[Records showing where elements appear]
———

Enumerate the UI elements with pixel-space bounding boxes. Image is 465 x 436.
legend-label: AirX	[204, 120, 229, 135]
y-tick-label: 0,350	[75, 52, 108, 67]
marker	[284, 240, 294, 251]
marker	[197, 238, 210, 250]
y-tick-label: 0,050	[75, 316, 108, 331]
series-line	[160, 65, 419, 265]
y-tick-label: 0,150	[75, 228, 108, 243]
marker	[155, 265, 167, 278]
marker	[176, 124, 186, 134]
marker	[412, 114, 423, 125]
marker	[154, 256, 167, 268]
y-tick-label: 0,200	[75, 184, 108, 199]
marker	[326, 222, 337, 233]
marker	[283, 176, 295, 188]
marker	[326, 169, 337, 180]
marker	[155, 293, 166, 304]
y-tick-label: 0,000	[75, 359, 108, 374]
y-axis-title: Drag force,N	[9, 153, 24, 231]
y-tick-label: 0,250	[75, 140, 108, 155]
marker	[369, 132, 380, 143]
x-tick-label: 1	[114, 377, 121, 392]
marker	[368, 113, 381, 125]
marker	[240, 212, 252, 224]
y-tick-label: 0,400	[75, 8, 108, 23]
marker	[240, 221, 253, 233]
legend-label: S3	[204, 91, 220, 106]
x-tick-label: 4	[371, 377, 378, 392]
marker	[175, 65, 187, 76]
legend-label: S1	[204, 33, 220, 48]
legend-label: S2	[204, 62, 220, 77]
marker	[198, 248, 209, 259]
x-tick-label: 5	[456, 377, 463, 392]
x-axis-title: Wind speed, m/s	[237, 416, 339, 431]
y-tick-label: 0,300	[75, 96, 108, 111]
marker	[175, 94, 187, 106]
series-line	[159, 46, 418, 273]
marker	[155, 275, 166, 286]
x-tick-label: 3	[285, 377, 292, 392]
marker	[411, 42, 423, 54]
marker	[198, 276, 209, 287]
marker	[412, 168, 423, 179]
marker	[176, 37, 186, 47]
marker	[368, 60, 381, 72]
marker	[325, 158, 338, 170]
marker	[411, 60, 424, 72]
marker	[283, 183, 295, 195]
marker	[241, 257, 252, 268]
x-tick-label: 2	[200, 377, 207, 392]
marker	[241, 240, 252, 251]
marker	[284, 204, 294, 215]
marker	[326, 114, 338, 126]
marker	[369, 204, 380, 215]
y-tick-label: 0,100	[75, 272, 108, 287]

———

THE PROBLEM
Quote all of the records above, reproducing every line without change.

COMPLETE RESPONSE
Enumerate the UI elements with pixel-space bounding boxes. Image is 465 x 436.
legend-label: AirX	[204, 120, 229, 135]
y-tick-label: 0,350	[75, 52, 108, 67]
marker	[284, 240, 294, 251]
marker	[197, 238, 210, 250]
y-tick-label: 0,050	[75, 316, 108, 331]
series-line	[160, 65, 419, 265]
y-tick-label: 0,150	[75, 228, 108, 243]
marker	[155, 265, 167, 278]
marker	[176, 124, 186, 134]
marker	[412, 114, 423, 125]
marker	[154, 256, 167, 268]
y-tick-label: 0,200	[75, 184, 108, 199]
marker	[326, 222, 337, 233]
marker	[283, 176, 295, 188]
marker	[326, 169, 337, 180]
marker	[155, 293, 166, 304]
y-tick-label: 0,000	[75, 359, 108, 374]
y-axis-title: Drag force,N	[9, 153, 24, 231]
y-tick-label: 0,250	[75, 140, 108, 155]
marker	[369, 132, 380, 143]
x-tick-label: 1	[114, 377, 121, 392]
marker	[368, 113, 381, 125]
marker	[240, 212, 252, 224]
y-tick-label: 0,400	[75, 8, 108, 23]
marker	[240, 221, 253, 233]
legend-label: S3	[204, 91, 220, 106]
x-tick-label: 4	[371, 377, 378, 392]
marker	[175, 65, 187, 76]
legend-label: S1	[204, 33, 220, 48]
legend-label: S2	[204, 62, 220, 77]
marker	[198, 248, 209, 259]
x-tick-label: 5	[456, 377, 463, 392]
x-axis-title: Wind speed, m/s	[237, 416, 339, 431]
y-tick-label: 0,300	[75, 96, 108, 111]
marker	[175, 94, 187, 106]
series-line	[159, 46, 418, 273]
marker	[155, 275, 166, 286]
x-tick-label: 3	[285, 377, 292, 392]
marker	[411, 42, 423, 54]
marker	[198, 276, 209, 287]
marker	[412, 168, 423, 179]
marker	[176, 37, 186, 47]
marker	[368, 60, 381, 72]
marker	[325, 158, 338, 170]
marker	[411, 60, 424, 72]
marker	[283, 183, 295, 195]
marker	[241, 257, 252, 268]
x-tick-label: 2	[200, 377, 207, 392]
marker	[241, 240, 252, 251]
marker	[284, 204, 294, 215]
marker	[326, 114, 338, 126]
marker	[369, 204, 380, 215]
y-tick-label: 0,100	[75, 272, 108, 287]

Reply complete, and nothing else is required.